**Your task:**
The listing below should be printed exactly, every line of it. Skip the pictures.

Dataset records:
────────

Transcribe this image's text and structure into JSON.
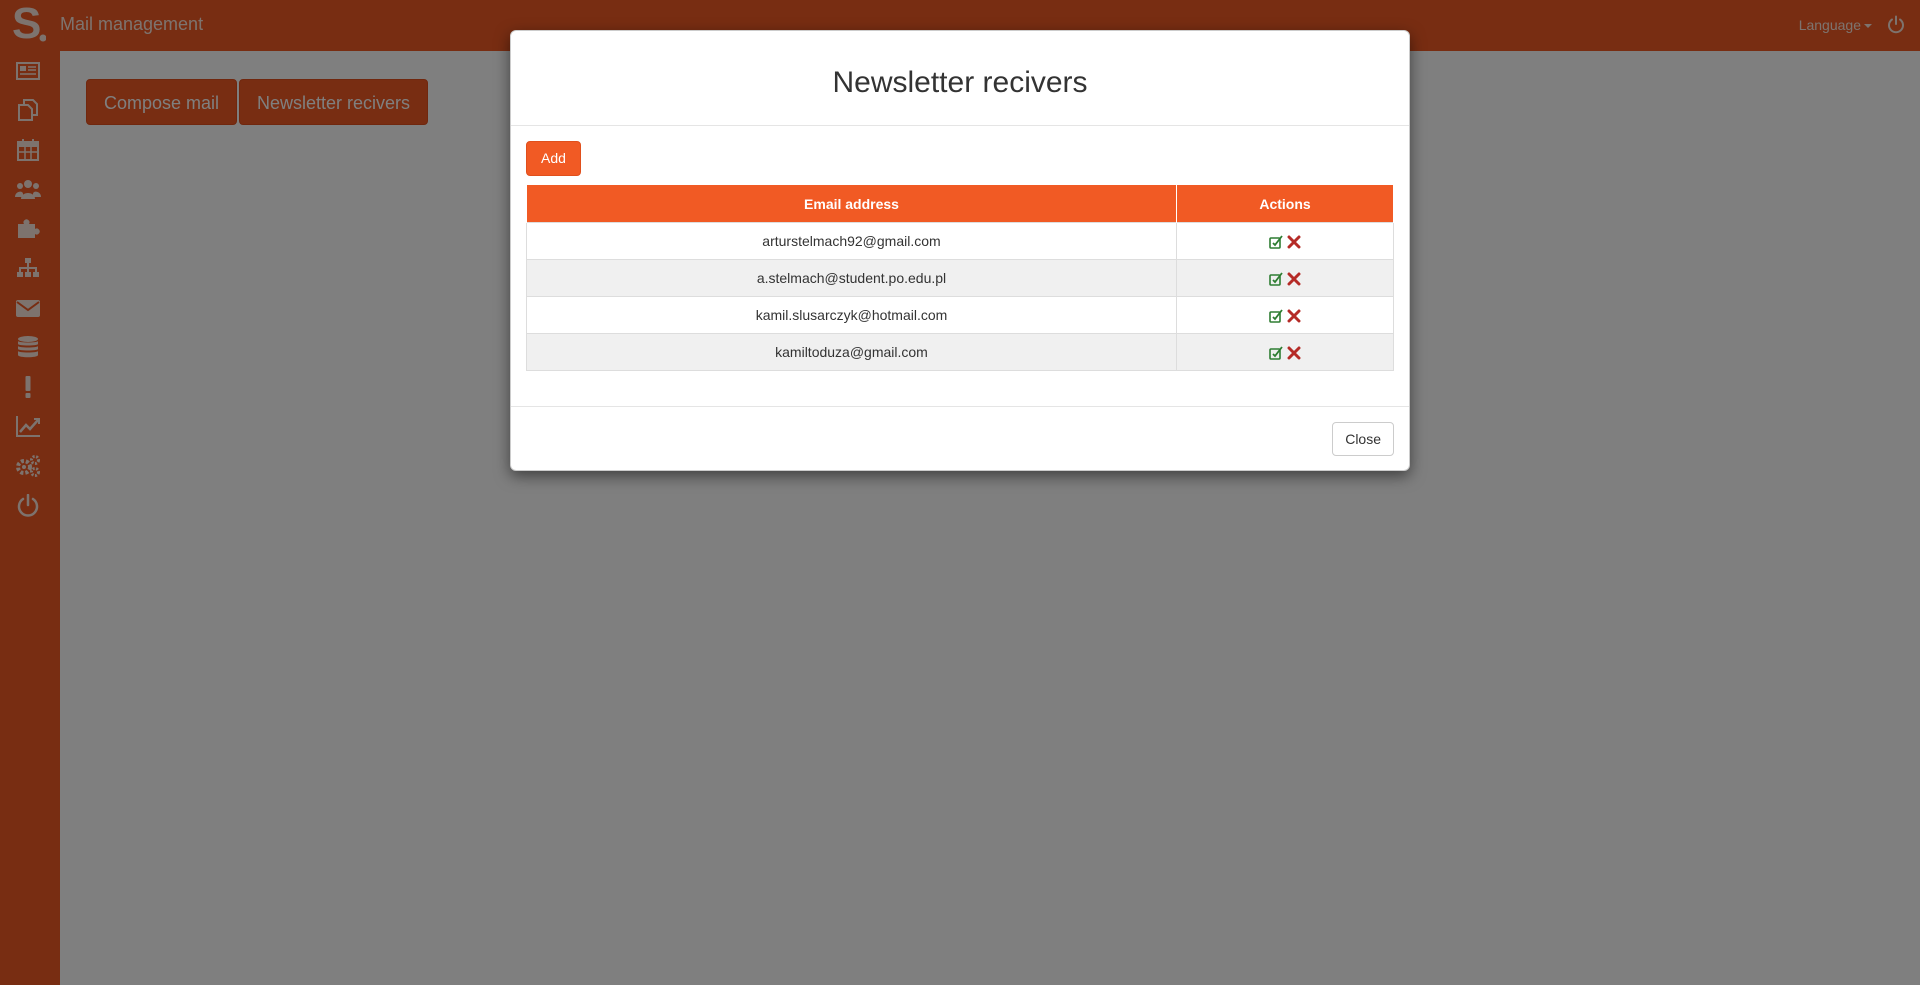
{
  "app": {
    "logo_letter": "S.",
    "title": "Mail management",
    "language_label": "Language"
  },
  "sidebar": {
    "items": [
      {
        "icon": "newspaper-icon"
      },
      {
        "icon": "copy-pages-icon"
      },
      {
        "icon": "calendar-icon"
      },
      {
        "icon": "users-icon"
      },
      {
        "icon": "puzzle-icon"
      },
      {
        "icon": "sitemap-icon"
      },
      {
        "icon": "envelope-icon"
      },
      {
        "icon": "database-icon"
      },
      {
        "icon": "exclamation-icon"
      },
      {
        "icon": "line-chart-icon"
      },
      {
        "icon": "gears-icon"
      },
      {
        "icon": "power-icon"
      }
    ]
  },
  "toolbar": {
    "compose_label": "Compose mail",
    "newsletter_label": "Newsletter recivers"
  },
  "modal": {
    "title": "Newsletter recivers",
    "add_label": "Add",
    "close_label": "Close",
    "columns": [
      "Email address",
      "Actions"
    ],
    "rows": [
      {
        "email": "arturstelmach92@gmail.com"
      },
      {
        "email": "a.stelmach@student.po.edu.pl"
      },
      {
        "email": "kamil.slusarczyk@hotmail.com"
      },
      {
        "email": "kamiltoduza@gmail.com"
      }
    ]
  },
  "colors": {
    "brand": "#f15a24",
    "edit_icon": "#2e7d32",
    "delete_icon": "#b52b27"
  }
}
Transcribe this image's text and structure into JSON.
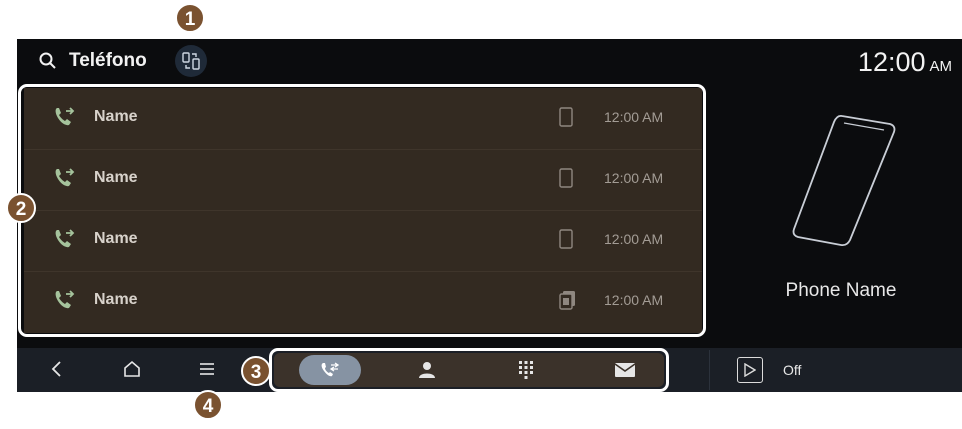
{
  "header": {
    "title": "Teléfono",
    "clock_time": "12:00",
    "clock_ampm": "AM"
  },
  "call_log": [
    {
      "name": "Name",
      "device": "phone-icon",
      "time": "12:00 AM"
    },
    {
      "name": "Name",
      "device": "phone-icon",
      "time": "12:00 AM"
    },
    {
      "name": "Name",
      "device": "phone-icon",
      "time": "12:00 AM"
    },
    {
      "name": "Name",
      "device": "sim-card-icon",
      "time": "12:00 AM"
    }
  ],
  "phone_panel": {
    "phone_name": "Phone Name"
  },
  "bottom_bar": {
    "tabs": [
      "recent-calls-icon",
      "contacts-icon",
      "keypad-icon",
      "messages-icon"
    ],
    "active_tab": "recent-calls-icon",
    "media_status": "Off"
  },
  "callouts": [
    "1",
    "2",
    "3",
    "4"
  ],
  "colors": {
    "list_bg": "#332a21",
    "active_tab": "#8693a3",
    "badge": "#7a5230",
    "screen_bg": "#0b0c0e"
  }
}
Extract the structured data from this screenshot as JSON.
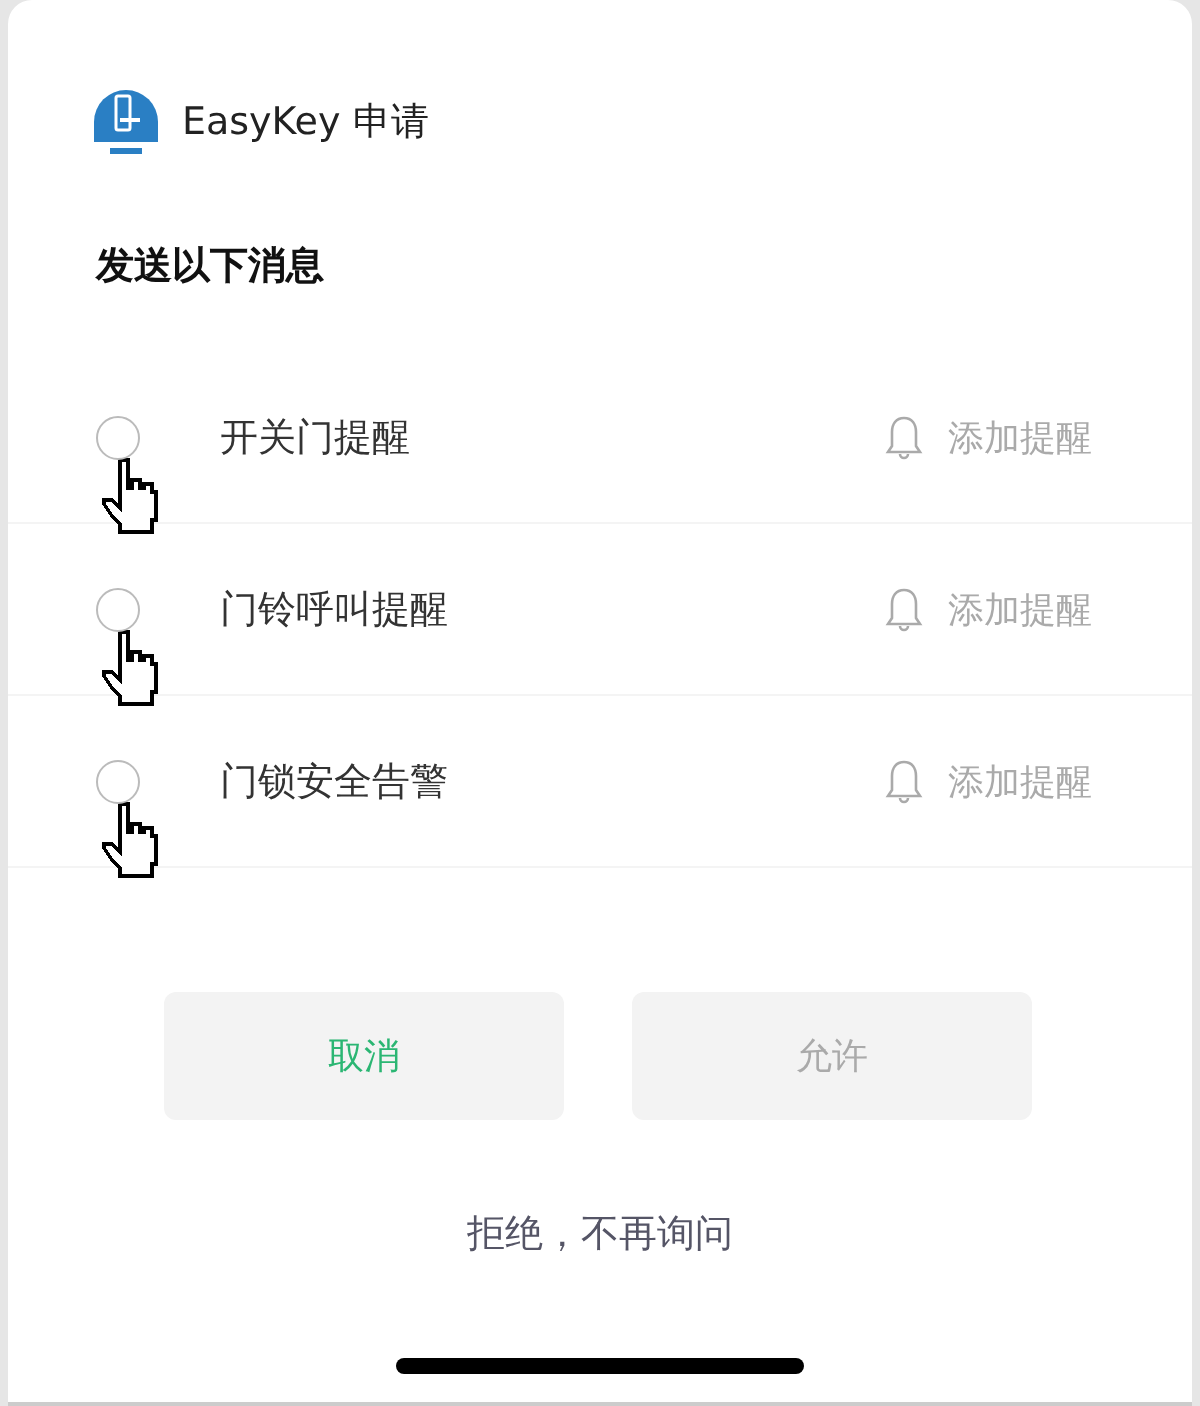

────────

**The result:**
Transcribe this image's text and structure into JSON.
{
  "app": {
    "logo_letter": "S.",
    "title": "Mail management",
    "language_label": "Language"
  },
  "sidebar": {
    "items": [
      {
        "icon": "newspaper-icon"
      },
      {
        "icon": "copy-pages-icon"
      },
      {
        "icon": "calendar-icon"
      },
      {
        "icon": "users-icon"
      },
      {
        "icon": "puzzle-icon"
      },
      {
        "icon": "sitemap-icon"
      },
      {
        "icon": "envelope-icon"
      },
      {
        "icon": "database-icon"
      },
      {
        "icon": "exclamation-icon"
      },
      {
        "icon": "line-chart-icon"
      },
      {
        "icon": "gears-icon"
      },
      {
        "icon": "power-icon"
      }
    ]
  },
  "toolbar": {
    "compose_label": "Compose mail",
    "newsletter_label": "Newsletter recivers"
  },
  "modal": {
    "title": "Newsletter recivers",
    "add_label": "Add",
    "close_label": "Close",
    "columns": [
      "Email address",
      "Actions"
    ],
    "rows": [
      {
        "email": "arturstelmach92@gmail.com"
      },
      {
        "email": "a.stelmach@student.po.edu.pl"
      },
      {
        "email": "kamil.slusarczyk@hotmail.com"
      },
      {
        "email": "kamiltoduza@gmail.com"
      }
    ]
  },
  "colors": {
    "brand": "#f15a24",
    "edit_icon": "#2e7d32",
    "delete_icon": "#b52b27"
  }
}
Transcribe this image's text and structure into JSON.
{
  "header": {
    "title": "Teléfono",
    "clock_time": "12:00",
    "clock_ampm": "AM"
  },
  "call_log": [
    {
      "name": "Name",
      "device": "phone-icon",
      "time": "12:00 AM"
    },
    {
      "name": "Name",
      "device": "phone-icon",
      "time": "12:00 AM"
    },
    {
      "name": "Name",
      "device": "phone-icon",
      "time": "12:00 AM"
    },
    {
      "name": "Name",
      "device": "sim-card-icon",
      "time": "12:00 AM"
    }
  ],
  "phone_panel": {
    "phone_name": "Phone Name"
  },
  "bottom_bar": {
    "tabs": [
      "recent-calls-icon",
      "contacts-icon",
      "keypad-icon",
      "messages-icon"
    ],
    "active_tab": "recent-calls-icon",
    "media_status": "Off"
  },
  "callouts": [
    "1",
    "2",
    "3",
    "4"
  ],
  "colors": {
    "list_bg": "#332a21",
    "active_tab": "#8693a3",
    "badge": "#7a5230",
    "screen_bg": "#0b0c0e"
  }
}
Extract the structured data from this screenshot as JSON.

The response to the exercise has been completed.